SET TASK:
From the listing below, return each line that includes "content".

(Figure record listings)
§

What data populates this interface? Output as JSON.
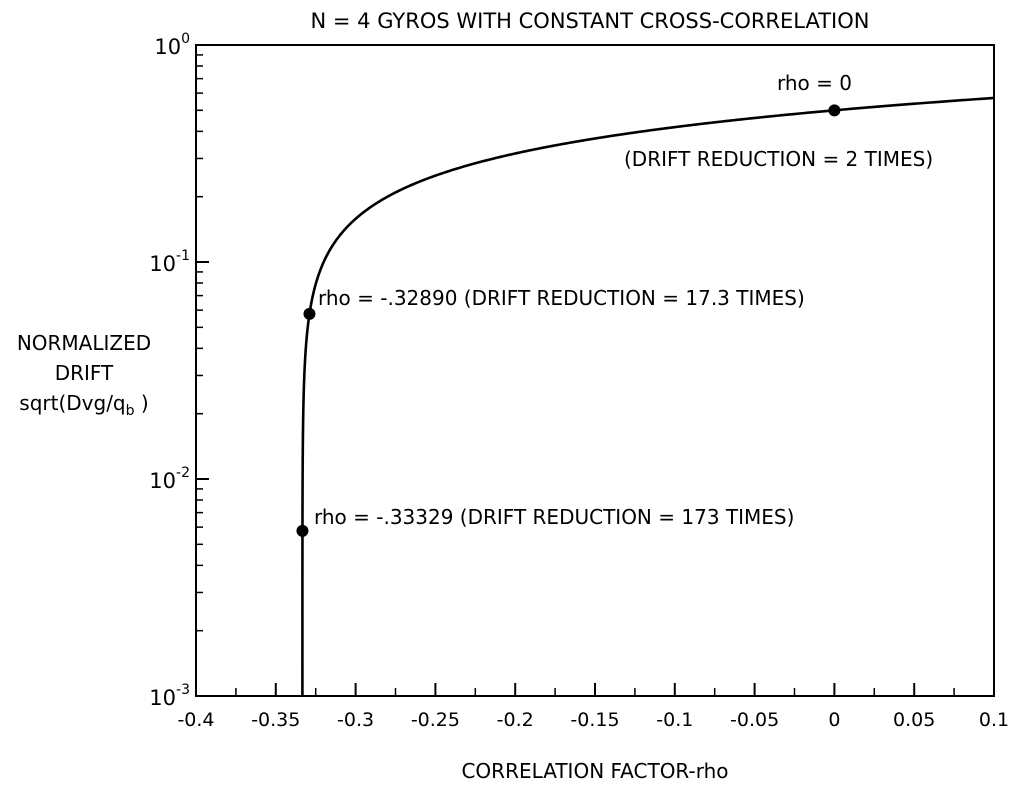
{
  "chart_data": {
    "type": "line",
    "title": "N = 4 GYROS WITH CONSTANT CROSS-CORRELATION",
    "xlabel": "CORRELATION FACTOR-rho",
    "ylabel": {
      "line1": "NORMALIZED",
      "line2": "DRIFT",
      "line3_main": "sqrt(Dvg/q",
      "line3_sub": "b",
      "line3_end": " )"
    },
    "xlim": [
      -0.4,
      0.1
    ],
    "ylim": [
      0.001,
      1
    ],
    "yscale": "log",
    "grid": false,
    "x_ticks": [
      "-0.4",
      "-0.35",
      "-0.3",
      "-0.25",
      "-0.2",
      "-0.15",
      "-0.1",
      "-0.05",
      "0",
      "0.05",
      "0.1"
    ],
    "y_ticks": [
      {
        "base": "10",
        "exp": "0"
      },
      {
        "base": "10",
        "exp": "-1"
      },
      {
        "base": "10",
        "exp": "-2"
      },
      {
        "base": "10",
        "exp": "-3"
      }
    ],
    "curve": {
      "n": 4,
      "formula": "sqrt((1 + 3*rho)/4)"
    },
    "points": [
      {
        "x": 0,
        "y": 0.5
      },
      {
        "x": -0.3289,
        "y": 0.0577
      },
      {
        "x": -0.33329,
        "y": 0.00577
      }
    ],
    "annotations": [
      "rho = 0",
      "(DRIFT REDUCTION = 2 TIMES)",
      "rho = -.32890 (DRIFT REDUCTION = 17.3 TIMES)",
      "rho = -.33329 (DRIFT REDUCTION = 173 TIMES)"
    ]
  }
}
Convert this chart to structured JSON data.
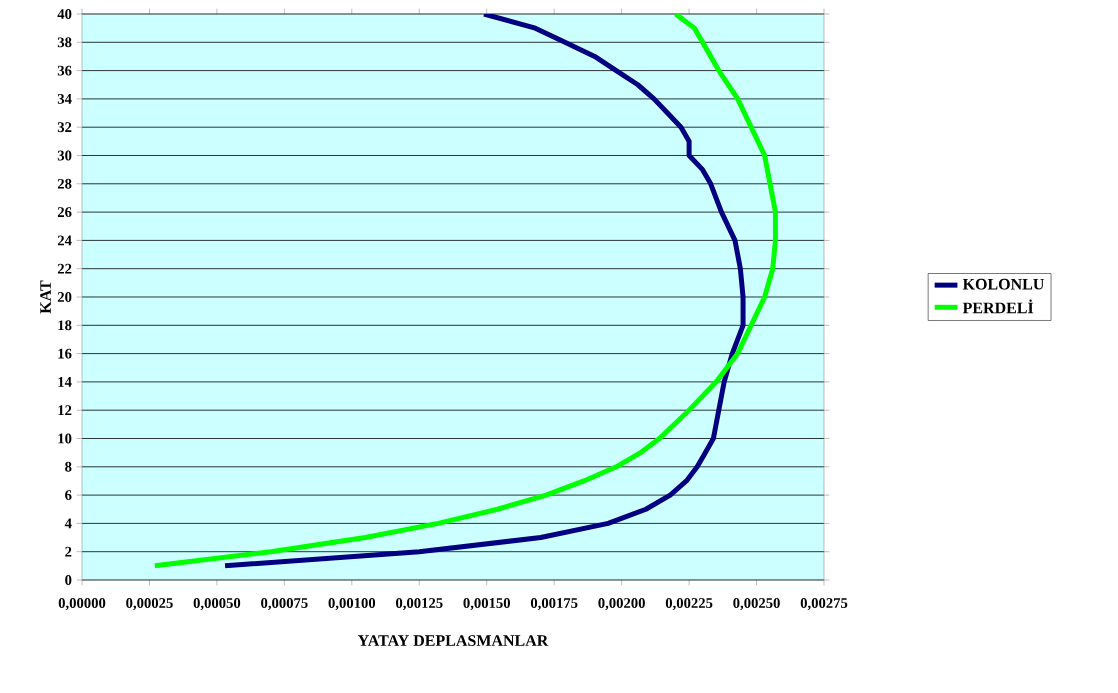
{
  "chart_data": {
    "type": "line",
    "xlabel": "YATAY DEPLASMANLAR",
    "ylabel": "KAT",
    "xlim": [
      0,
      0.00275
    ],
    "ylim": [
      0,
      40
    ],
    "xticks": [
      {
        "value": 0,
        "label": "0,00000"
      },
      {
        "value": 0.00025,
        "label": "0,00025"
      },
      {
        "value": 0.0005,
        "label": "0,00050"
      },
      {
        "value": 0.00075,
        "label": "0,00075"
      },
      {
        "value": 0.001,
        "label": "0,00100"
      },
      {
        "value": 0.00125,
        "label": "0,00125"
      },
      {
        "value": 0.0015,
        "label": "0,00150"
      },
      {
        "value": 0.00175,
        "label": "0,00175"
      },
      {
        "value": 0.002,
        "label": "0,00200"
      },
      {
        "value": 0.00225,
        "label": "0,00225"
      },
      {
        "value": 0.0025,
        "label": "0,00250"
      },
      {
        "value": 0.00275,
        "label": "0,00275"
      }
    ],
    "yticks": [
      0,
      2,
      4,
      6,
      8,
      10,
      12,
      14,
      16,
      18,
      20,
      22,
      24,
      26,
      28,
      30,
      32,
      34,
      36,
      38,
      40
    ],
    "grid": "y",
    "legend": "right",
    "series": [
      {
        "name": "KOLONLU",
        "color": "#000080",
        "x": [
          0.00053,
          0.00125,
          0.0017,
          0.00195,
          0.00209,
          0.00218,
          0.00224,
          0.00228,
          0.00231,
          0.00234,
          0.00235,
          0.00236,
          0.00238,
          0.00241,
          0.00245,
          0.00245,
          0.00244,
          0.00242,
          0.00237,
          0.00233,
          0.0023,
          0.00225,
          0.00225,
          0.00222,
          0.00217,
          0.00212,
          0.00206,
          0.00198,
          0.0019,
          0.00179,
          0.00168,
          0.00149
        ],
        "values": [
          1,
          2,
          3,
          4,
          5,
          6,
          7,
          8,
          9,
          10,
          11,
          12,
          14,
          16,
          18,
          20,
          22,
          24,
          26,
          28,
          29,
          30,
          31,
          32,
          33,
          34,
          35,
          36,
          37,
          38,
          39,
          40
        ]
      },
      {
        "name": "PERDELİ",
        "color": "#00ff00",
        "x": [
          0.00027,
          0.0007,
          0.00105,
          0.00132,
          0.00154,
          0.00172,
          0.00186,
          0.00198,
          0.00207,
          0.00214,
          0.00225,
          0.00235,
          0.00243,
          0.00248,
          0.00253,
          0.00256,
          0.00257,
          0.00257,
          0.00255,
          0.00253,
          0.00248,
          0.00243,
          0.00236,
          0.0023,
          0.00227,
          0.0022
        ],
        "values": [
          1,
          2,
          3,
          4,
          5,
          6,
          7,
          8,
          9,
          10,
          12,
          14,
          16,
          18,
          20,
          22,
          24,
          26,
          28,
          30,
          32,
          34,
          36,
          38,
          39,
          40
        ]
      }
    ]
  }
}
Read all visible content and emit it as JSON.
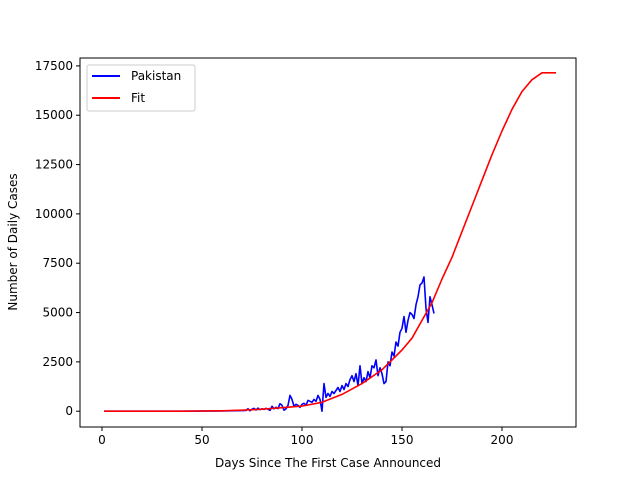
{
  "chart_data": {
    "type": "line",
    "xlabel": "Days Since The First Case Announced",
    "ylabel": "Number of Daily Cases",
    "xlim": [
      -11,
      237
    ],
    "ylim": [
      -800,
      17900
    ],
    "xticks": [
      0,
      50,
      100,
      150,
      200
    ],
    "yticks": [
      0,
      2500,
      5000,
      7500,
      10000,
      12500,
      15000,
      17500
    ],
    "grid": false,
    "legend_position": "upper-left",
    "series": [
      {
        "name": "Pakistan",
        "color": "#0000ff",
        "points": [
          [
            1,
            0
          ],
          [
            10,
            0
          ],
          [
            20,
            0
          ],
          [
            30,
            0
          ],
          [
            40,
            0
          ],
          [
            50,
            5
          ],
          [
            60,
            10
          ],
          [
            70,
            30
          ],
          [
            72,
            40
          ],
          [
            73,
            120
          ],
          [
            74,
            20
          ],
          [
            75,
            100
          ],
          [
            76,
            150
          ],
          [
            77,
            60
          ],
          [
            78,
            160
          ],
          [
            79,
            80
          ],
          [
            80,
            120
          ],
          [
            81,
            90
          ],
          [
            82,
            150
          ],
          [
            83,
            100
          ],
          [
            84,
            40
          ],
          [
            85,
            250
          ],
          [
            86,
            120
          ],
          [
            87,
            200
          ],
          [
            88,
            130
          ],
          [
            89,
            380
          ],
          [
            90,
            300
          ],
          [
            91,
            50
          ],
          [
            92,
            120
          ],
          [
            93,
            300
          ],
          [
            94,
            800
          ],
          [
            95,
            600
          ],
          [
            96,
            250
          ],
          [
            97,
            350
          ],
          [
            98,
            300
          ],
          [
            99,
            200
          ],
          [
            100,
            350
          ],
          [
            101,
            400
          ],
          [
            102,
            300
          ],
          [
            103,
            550
          ],
          [
            104,
            500
          ],
          [
            105,
            450
          ],
          [
            106,
            600
          ],
          [
            107,
            500
          ],
          [
            108,
            800
          ],
          [
            109,
            600
          ],
          [
            110,
            0
          ],
          [
            111,
            1400
          ],
          [
            112,
            700
          ],
          [
            113,
            900
          ],
          [
            114,
            750
          ],
          [
            115,
            1000
          ],
          [
            116,
            900
          ],
          [
            117,
            1050
          ],
          [
            118,
            1200
          ],
          [
            119,
            1000
          ],
          [
            120,
            1300
          ],
          [
            121,
            1100
          ],
          [
            122,
            1400
          ],
          [
            123,
            1250
          ],
          [
            124,
            1600
          ],
          [
            125,
            1800
          ],
          [
            126,
            1500
          ],
          [
            127,
            1900
          ],
          [
            128,
            1300
          ],
          [
            129,
            2300
          ],
          [
            130,
            1400
          ],
          [
            131,
            1700
          ],
          [
            132,
            1500
          ],
          [
            133,
            2000
          ],
          [
            134,
            1700
          ],
          [
            135,
            2300
          ],
          [
            136,
            2200
          ],
          [
            137,
            2600
          ],
          [
            138,
            1800
          ],
          [
            139,
            2200
          ],
          [
            140,
            1900
          ],
          [
            141,
            1400
          ],
          [
            142,
            1500
          ],
          [
            143,
            2500
          ],
          [
            144,
            2300
          ],
          [
            145,
            3000
          ],
          [
            146,
            2800
          ],
          [
            147,
            3500
          ],
          [
            148,
            3300
          ],
          [
            149,
            4000
          ],
          [
            150,
            4200
          ],
          [
            151,
            4800
          ],
          [
            152,
            4000
          ],
          [
            153,
            4600
          ],
          [
            154,
            5000
          ],
          [
            155,
            4900
          ],
          [
            156,
            4700
          ],
          [
            157,
            5400
          ],
          [
            158,
            5800
          ],
          [
            159,
            6400
          ],
          [
            160,
            6500
          ],
          [
            161,
            6800
          ],
          [
            162,
            5200
          ],
          [
            163,
            4500
          ],
          [
            164,
            5800
          ],
          [
            165,
            5400
          ],
          [
            166,
            4950
          ]
        ]
      },
      {
        "name": "Fit",
        "color": "#ff0000",
        "points": [
          [
            1,
            0
          ],
          [
            20,
            0
          ],
          [
            40,
            3
          ],
          [
            60,
            20
          ],
          [
            70,
            50
          ],
          [
            80,
            100
          ],
          [
            90,
            180
          ],
          [
            100,
            260
          ],
          [
            110,
            450
          ],
          [
            120,
            850
          ],
          [
            130,
            1400
          ],
          [
            140,
            2100
          ],
          [
            150,
            3100
          ],
          [
            155,
            3700
          ],
          [
            160,
            4600
          ],
          [
            165,
            5500
          ],
          [
            170,
            6700
          ],
          [
            175,
            7800
          ],
          [
            180,
            9100
          ],
          [
            185,
            10400
          ],
          [
            190,
            11700
          ],
          [
            195,
            13000
          ],
          [
            200,
            14200
          ],
          [
            205,
            15300
          ],
          [
            210,
            16200
          ],
          [
            215,
            16800
          ],
          [
            220,
            17150
          ],
          [
            227,
            17150
          ]
        ]
      }
    ]
  }
}
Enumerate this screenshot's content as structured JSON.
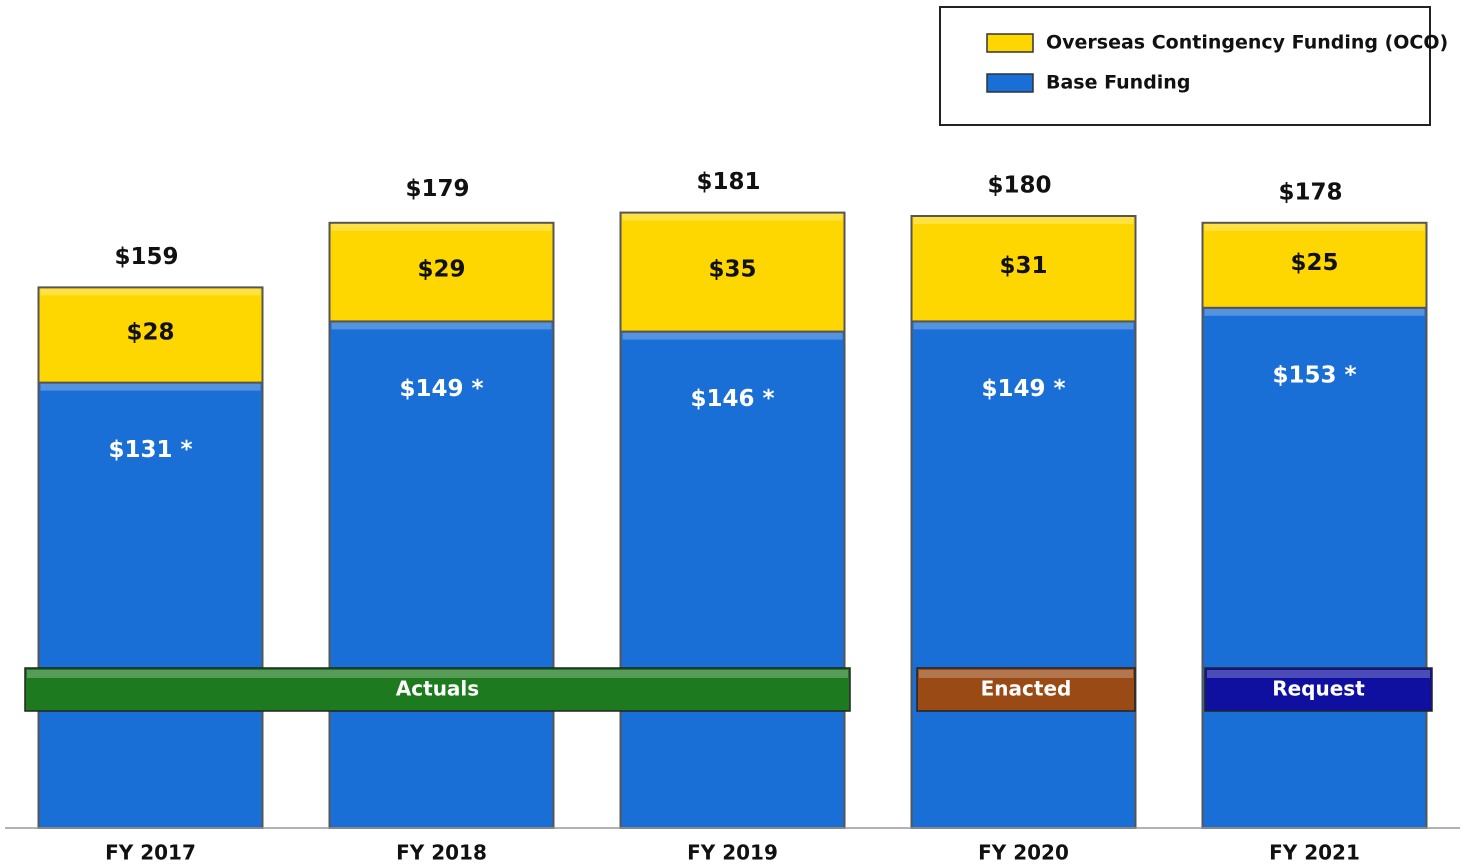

§

PROBLEM SOLUTION:
Read all visible content and emit it as JSON.
Enumerate this screenshot's content as structured JSON.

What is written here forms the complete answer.